## Written problem
Your task is to give the data again, exactly, with every line intact.

[START Data to use]

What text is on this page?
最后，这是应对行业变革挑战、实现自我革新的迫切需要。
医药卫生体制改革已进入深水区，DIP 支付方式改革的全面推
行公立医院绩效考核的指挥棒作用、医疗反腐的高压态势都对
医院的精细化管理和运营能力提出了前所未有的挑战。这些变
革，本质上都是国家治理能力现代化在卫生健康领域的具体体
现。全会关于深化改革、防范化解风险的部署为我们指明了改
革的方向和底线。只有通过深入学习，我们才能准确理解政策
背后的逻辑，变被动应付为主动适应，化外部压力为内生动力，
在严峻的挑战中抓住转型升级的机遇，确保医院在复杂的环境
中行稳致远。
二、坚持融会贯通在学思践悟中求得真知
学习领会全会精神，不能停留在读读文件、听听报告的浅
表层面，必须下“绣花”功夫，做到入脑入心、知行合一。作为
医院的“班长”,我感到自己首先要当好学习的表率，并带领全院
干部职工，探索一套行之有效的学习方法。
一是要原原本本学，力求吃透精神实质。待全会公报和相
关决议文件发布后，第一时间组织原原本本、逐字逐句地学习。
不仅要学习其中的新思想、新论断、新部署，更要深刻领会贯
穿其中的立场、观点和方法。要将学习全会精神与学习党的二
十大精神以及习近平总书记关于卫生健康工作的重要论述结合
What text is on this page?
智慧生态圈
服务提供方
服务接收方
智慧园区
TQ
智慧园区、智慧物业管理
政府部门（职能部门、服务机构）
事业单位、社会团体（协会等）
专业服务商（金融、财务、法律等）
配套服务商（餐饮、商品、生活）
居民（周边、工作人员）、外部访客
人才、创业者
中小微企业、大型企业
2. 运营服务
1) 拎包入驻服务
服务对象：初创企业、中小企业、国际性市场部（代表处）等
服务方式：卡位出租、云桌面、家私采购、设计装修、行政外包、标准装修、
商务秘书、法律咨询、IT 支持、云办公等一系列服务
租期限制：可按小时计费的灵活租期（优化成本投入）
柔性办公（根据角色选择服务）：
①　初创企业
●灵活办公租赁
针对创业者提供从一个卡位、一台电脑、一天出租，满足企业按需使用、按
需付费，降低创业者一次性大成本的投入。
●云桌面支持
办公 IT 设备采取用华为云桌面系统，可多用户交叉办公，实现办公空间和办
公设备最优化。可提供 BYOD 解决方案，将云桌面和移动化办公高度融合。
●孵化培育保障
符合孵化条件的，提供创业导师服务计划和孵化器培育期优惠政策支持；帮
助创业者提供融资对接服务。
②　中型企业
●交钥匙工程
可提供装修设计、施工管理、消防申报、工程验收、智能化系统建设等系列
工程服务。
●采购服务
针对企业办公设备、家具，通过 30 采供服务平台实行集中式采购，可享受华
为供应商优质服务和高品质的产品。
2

[END Data to use]

## Final result
What text is on this page?
最后，这是应对行业变革挑战、实现自我革新的迫切需要。
医药卫生体制改革已进入深水区，DIP 支付方式改革的全面推
行公立医院绩效考核的指挥棒作用、医疗反腐的高压态势都对
医院的精细化管理和运营能力提出了前所未有的挑战。这些变
革，本质上都是国家治理能力现代化在卫生健康领域的具体体
现。全会关于深化改革、防范化解风险的部署为我们指明了改
革的方向和底线。只有通过深入学习，我们才能准确理解政策
背后的逻辑，变被动应付为主动适应，化外部压力为内生动力，
在严峻的挑战中抓住转型升级的机遇，确保医院在复杂的环境
中行稳致远。
二、坚持融会贯通在学思践悟中求得真知
学习领会全会精神，不能停留在读读文件、听听报告的浅
表层面，必须下“绣花”功夫，做到入脑入心、知行合一。作为
医院的“班长”,我感到自己首先要当好学习的表率，并带领全院
干部职工，探索一套行之有效的学习方法。
一是要原原本本学，力求吃透精神实质。待全会公报和相
关决议文件发布后，第一时间组织原原本本、逐字逐句地学习。
不仅要学习其中的新思想、新论断、新部署，更要深刻领会贯
穿其中的立场、观点和方法。要将学习全会精神与学习党的二
十大精神以及习近平总书记关于卫生健康工作的重要论述结合
What text is on this page?
智慧生态圈
服务提供方
服务接收方
智慧园区
TQ
智慧园区、智慧物业管理
政府部门（职能部门、服务机构）
事业单位、社会团体（协会等）
专业服务商（金融、财务、法律等）
配套服务商（餐饮、商品、生活）
居民（周边、工作人员）、外部访客
人才、创业者
中小微企业、大型企业
2. 运营服务
1) 拎包入驻服务
服务对象：初创企业、中小企业、国际性市场部（代表处）等
服务方式：卡位出租、云桌面、家私采购、设计装修、行政外包、标准装修、
商务秘书、法律咨询、IT 支持、云办公等一系列服务
租期限制：可按小时计费的灵活租期（优化成本投入）
柔性办公（根据角色选择服务）：
①　初创企业
●灵活办公租赁
针对创业者提供从一个卡位、一台电脑、一天出租，满足企业按需使用、按
需付费，降低创业者一次性大成本的投入。
●云桌面支持
办公 IT 设备采取用华为云桌面系统，可多用户交叉办公，实现办公空间和办
公设备最优化。可提供 BYOD 解决方案，将云桌面和移动化办公高度融合。
●孵化培育保障
符合孵化条件的，提供创业导师服务计划和孵化器培育期优惠政策支持；帮
助创业者提供融资对接服务。
②　中型企业
●交钥匙工程
可提供装修设计、施工管理、消防申报、工程验收、智能化系统建设等系列
工程服务。
●采购服务
针对企业办公设备、家具，通过 30 采供服务平台实行集中式采购，可享受华
为供应商优质服务和高品质的产品。
2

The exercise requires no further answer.